> [Task goal]:
All entries should be copied exactly, none left out.

> [Supplied records]:

━━━━━━━━━━━━━━━━━━━━

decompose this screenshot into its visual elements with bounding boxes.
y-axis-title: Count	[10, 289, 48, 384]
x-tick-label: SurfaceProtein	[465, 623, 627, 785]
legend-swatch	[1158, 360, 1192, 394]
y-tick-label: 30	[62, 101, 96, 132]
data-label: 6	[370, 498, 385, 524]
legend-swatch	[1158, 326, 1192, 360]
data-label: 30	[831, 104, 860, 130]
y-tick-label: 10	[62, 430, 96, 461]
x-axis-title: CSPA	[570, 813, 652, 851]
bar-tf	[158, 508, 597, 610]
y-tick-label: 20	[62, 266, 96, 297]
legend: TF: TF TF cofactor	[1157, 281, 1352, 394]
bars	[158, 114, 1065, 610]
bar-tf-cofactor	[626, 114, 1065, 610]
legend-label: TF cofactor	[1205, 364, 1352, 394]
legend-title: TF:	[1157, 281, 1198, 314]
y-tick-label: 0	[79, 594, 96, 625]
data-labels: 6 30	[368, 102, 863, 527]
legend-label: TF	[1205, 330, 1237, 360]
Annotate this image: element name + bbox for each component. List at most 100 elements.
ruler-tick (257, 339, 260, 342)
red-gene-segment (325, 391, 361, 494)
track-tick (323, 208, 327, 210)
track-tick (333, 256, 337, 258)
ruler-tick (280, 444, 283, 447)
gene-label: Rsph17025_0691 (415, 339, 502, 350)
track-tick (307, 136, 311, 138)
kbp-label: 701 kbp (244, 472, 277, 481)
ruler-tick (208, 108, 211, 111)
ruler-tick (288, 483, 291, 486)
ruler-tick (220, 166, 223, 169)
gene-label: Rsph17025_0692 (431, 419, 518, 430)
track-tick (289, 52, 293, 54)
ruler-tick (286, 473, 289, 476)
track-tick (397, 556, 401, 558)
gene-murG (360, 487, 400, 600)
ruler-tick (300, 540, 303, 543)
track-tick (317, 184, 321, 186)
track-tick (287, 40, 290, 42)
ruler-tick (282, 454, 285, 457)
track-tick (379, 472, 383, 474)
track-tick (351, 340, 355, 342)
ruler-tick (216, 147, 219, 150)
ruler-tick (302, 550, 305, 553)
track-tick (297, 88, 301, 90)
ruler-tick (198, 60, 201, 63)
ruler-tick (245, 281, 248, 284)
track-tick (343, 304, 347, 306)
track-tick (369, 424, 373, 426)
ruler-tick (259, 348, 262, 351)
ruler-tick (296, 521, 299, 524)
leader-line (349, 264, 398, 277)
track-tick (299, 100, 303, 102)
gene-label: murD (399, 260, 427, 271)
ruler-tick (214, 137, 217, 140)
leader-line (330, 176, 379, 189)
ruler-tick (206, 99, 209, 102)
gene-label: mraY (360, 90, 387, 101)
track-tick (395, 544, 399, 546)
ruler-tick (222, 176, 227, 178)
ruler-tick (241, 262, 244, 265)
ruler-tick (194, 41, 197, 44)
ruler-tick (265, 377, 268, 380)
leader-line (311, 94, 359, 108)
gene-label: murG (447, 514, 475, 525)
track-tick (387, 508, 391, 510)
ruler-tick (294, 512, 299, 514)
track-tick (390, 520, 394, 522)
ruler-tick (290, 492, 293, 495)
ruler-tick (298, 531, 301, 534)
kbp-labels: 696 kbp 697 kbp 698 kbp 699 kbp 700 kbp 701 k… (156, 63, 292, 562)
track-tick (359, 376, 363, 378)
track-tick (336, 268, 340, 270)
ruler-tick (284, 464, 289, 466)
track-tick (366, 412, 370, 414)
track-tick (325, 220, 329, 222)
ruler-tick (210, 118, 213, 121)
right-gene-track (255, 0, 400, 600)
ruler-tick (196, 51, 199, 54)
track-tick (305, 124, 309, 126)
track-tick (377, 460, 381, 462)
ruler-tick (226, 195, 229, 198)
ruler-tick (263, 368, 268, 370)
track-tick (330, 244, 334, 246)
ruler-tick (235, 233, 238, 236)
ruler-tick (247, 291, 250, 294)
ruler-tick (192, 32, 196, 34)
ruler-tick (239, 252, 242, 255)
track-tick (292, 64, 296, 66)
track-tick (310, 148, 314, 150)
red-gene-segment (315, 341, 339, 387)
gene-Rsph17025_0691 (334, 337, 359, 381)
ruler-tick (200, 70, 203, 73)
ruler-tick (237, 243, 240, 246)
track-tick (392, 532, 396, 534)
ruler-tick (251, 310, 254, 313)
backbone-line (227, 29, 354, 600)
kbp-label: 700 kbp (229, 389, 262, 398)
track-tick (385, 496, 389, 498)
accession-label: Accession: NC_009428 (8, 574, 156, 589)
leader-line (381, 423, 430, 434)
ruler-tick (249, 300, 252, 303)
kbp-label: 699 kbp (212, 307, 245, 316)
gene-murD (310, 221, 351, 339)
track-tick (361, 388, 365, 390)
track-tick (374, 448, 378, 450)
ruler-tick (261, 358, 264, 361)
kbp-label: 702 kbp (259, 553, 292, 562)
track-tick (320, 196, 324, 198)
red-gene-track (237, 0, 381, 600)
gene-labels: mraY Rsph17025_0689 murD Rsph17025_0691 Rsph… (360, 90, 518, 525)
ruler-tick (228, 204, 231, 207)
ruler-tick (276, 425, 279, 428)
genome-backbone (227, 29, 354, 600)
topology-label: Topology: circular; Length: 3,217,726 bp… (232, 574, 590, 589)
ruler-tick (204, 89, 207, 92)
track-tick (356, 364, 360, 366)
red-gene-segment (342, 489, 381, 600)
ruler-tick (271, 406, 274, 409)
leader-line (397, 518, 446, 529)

━━━━━━━━━━━━━━━━━━━━

> [Task response]:
decompose this screenshot into its visual elements with bounding boxes.
y-axis-title: Count	[10, 289, 48, 384]
x-tick-label: SurfaceProtein	[465, 623, 627, 785]
legend-swatch	[1158, 360, 1192, 394]
y-tick-label: 30	[62, 101, 96, 132]
data-label: 6	[370, 498, 385, 524]
legend-swatch	[1158, 326, 1192, 360]
data-label: 30	[831, 104, 860, 130]
y-tick-label: 10	[62, 430, 96, 461]
x-axis-title: CSPA	[570, 813, 652, 851]
bar-tf	[158, 508, 597, 610]
y-tick-label: 20	[62, 266, 96, 297]
legend: TF: TF TF cofactor	[1157, 281, 1352, 394]
bars	[158, 114, 1065, 610]
bar-tf-cofactor	[626, 114, 1065, 610]
legend-label: TF cofactor	[1205, 364, 1352, 394]
legend-title: TF:	[1157, 281, 1198, 314]
y-tick-label: 0	[79, 594, 96, 625]
data-labels: 6 30	[368, 102, 863, 527]
legend-label: TF	[1205, 330, 1237, 360]
Annotate this image: element name + bbox for each component. List at most 100 elements.
ruler-tick (257, 339, 260, 342)
red-gene-segment (325, 391, 361, 494)
track-tick (323, 208, 327, 210)
track-tick (333, 256, 337, 258)
ruler-tick (280, 444, 283, 447)
gene-label: Rsph17025_0691 (415, 339, 502, 350)
track-tick (307, 136, 311, 138)
kbp-label: 701 kbp (244, 472, 277, 481)
ruler-tick (208, 108, 211, 111)
ruler-tick (288, 483, 291, 486)
ruler-tick (220, 166, 223, 169)
gene-label: Rsph17025_0692 (431, 419, 518, 430)
track-tick (289, 52, 293, 54)
ruler-tick (286, 473, 289, 476)
track-tick (397, 556, 401, 558)
gene-murG (360, 487, 400, 600)
ruler-tick (300, 540, 303, 543)
track-tick (317, 184, 321, 186)
track-tick (287, 40, 290, 42)
ruler-tick (282, 454, 285, 457)
track-tick (379, 472, 383, 474)
track-tick (351, 340, 355, 342)
ruler-tick (216, 147, 219, 150)
ruler-tick (302, 550, 305, 553)
track-tick (297, 88, 301, 90)
ruler-tick (198, 60, 201, 63)
ruler-tick (245, 281, 248, 284)
track-tick (343, 304, 347, 306)
track-tick (369, 424, 373, 426)
ruler-tick (259, 348, 262, 351)
ruler-tick (296, 521, 299, 524)
leader-line (349, 264, 398, 277)
track-tick (299, 100, 303, 102)
gene-label: murD (399, 260, 427, 271)
ruler-tick (214, 137, 217, 140)
leader-line (330, 176, 379, 189)
ruler-tick (206, 99, 209, 102)
gene-label: mraY (360, 90, 387, 101)
track-tick (395, 544, 399, 546)
ruler-tick (222, 176, 227, 178)
ruler-tick (241, 262, 244, 265)
ruler-tick (194, 41, 197, 44)
ruler-tick (265, 377, 268, 380)
leader-line (311, 94, 359, 108)
gene-label: murG (447, 514, 475, 525)
track-tick (387, 508, 391, 510)
ruler-tick (294, 512, 299, 514)
track-tick (390, 520, 394, 522)
ruler-tick (290, 492, 293, 495)
ruler-tick (298, 531, 301, 534)
kbp-labels: 696 kbp 697 kbp 698 kbp 699 kbp 700 kbp 701 k… (156, 63, 292, 562)
track-tick (359, 376, 363, 378)
track-tick (336, 268, 340, 270)
ruler-tick (284, 464, 289, 466)
track-tick (366, 412, 370, 414)
track-tick (325, 220, 329, 222)
ruler-tick (210, 118, 213, 121)
right-gene-track (255, 0, 400, 600)
ruler-tick (196, 51, 199, 54)
track-tick (305, 124, 309, 126)
track-tick (377, 460, 381, 462)
ruler-tick (226, 195, 229, 198)
ruler-tick (263, 368, 268, 370)
track-tick (330, 244, 334, 246)
ruler-tick (235, 233, 238, 236)
ruler-tick (247, 291, 250, 294)
ruler-tick (192, 32, 196, 34)
ruler-tick (239, 252, 242, 255)
track-tick (292, 64, 296, 66)
track-tick (310, 148, 314, 150)
red-gene-segment (315, 341, 339, 387)
gene-Rsph17025_0691 (334, 337, 359, 381)
ruler-tick (200, 70, 203, 73)
ruler-tick (237, 243, 240, 246)
track-tick (392, 532, 396, 534)
ruler-tick (251, 310, 254, 313)
backbone-line (227, 29, 354, 600)
kbp-label: 700 kbp (229, 389, 262, 398)
track-tick (385, 496, 389, 498)
accession-label: Accession: NC_009428 (8, 574, 156, 589)
leader-line (381, 423, 430, 434)
ruler-tick (249, 300, 252, 303)
kbp-label: 699 kbp (212, 307, 245, 316)
gene-murD (310, 221, 351, 339)
track-tick (361, 388, 365, 390)
track-tick (374, 448, 378, 450)
ruler-tick (261, 358, 264, 361)
kbp-label: 702 kbp (259, 553, 292, 562)
track-tick (320, 196, 324, 198)
red-gene-track (237, 0, 381, 600)
gene-labels: mraY Rsph17025_0689 murD Rsph17025_0691 Rsph… (360, 90, 518, 525)
ruler-tick (228, 204, 231, 207)
ruler-tick (276, 425, 279, 428)
genome-backbone (227, 29, 354, 600)
topology-label: Topology: circular; Length: 3,217,726 bp… (232, 574, 590, 589)
ruler-tick (204, 89, 207, 92)
track-tick (356, 364, 360, 366)
red-gene-segment (342, 489, 381, 600)
ruler-tick (271, 406, 274, 409)
leader-line (397, 518, 446, 529)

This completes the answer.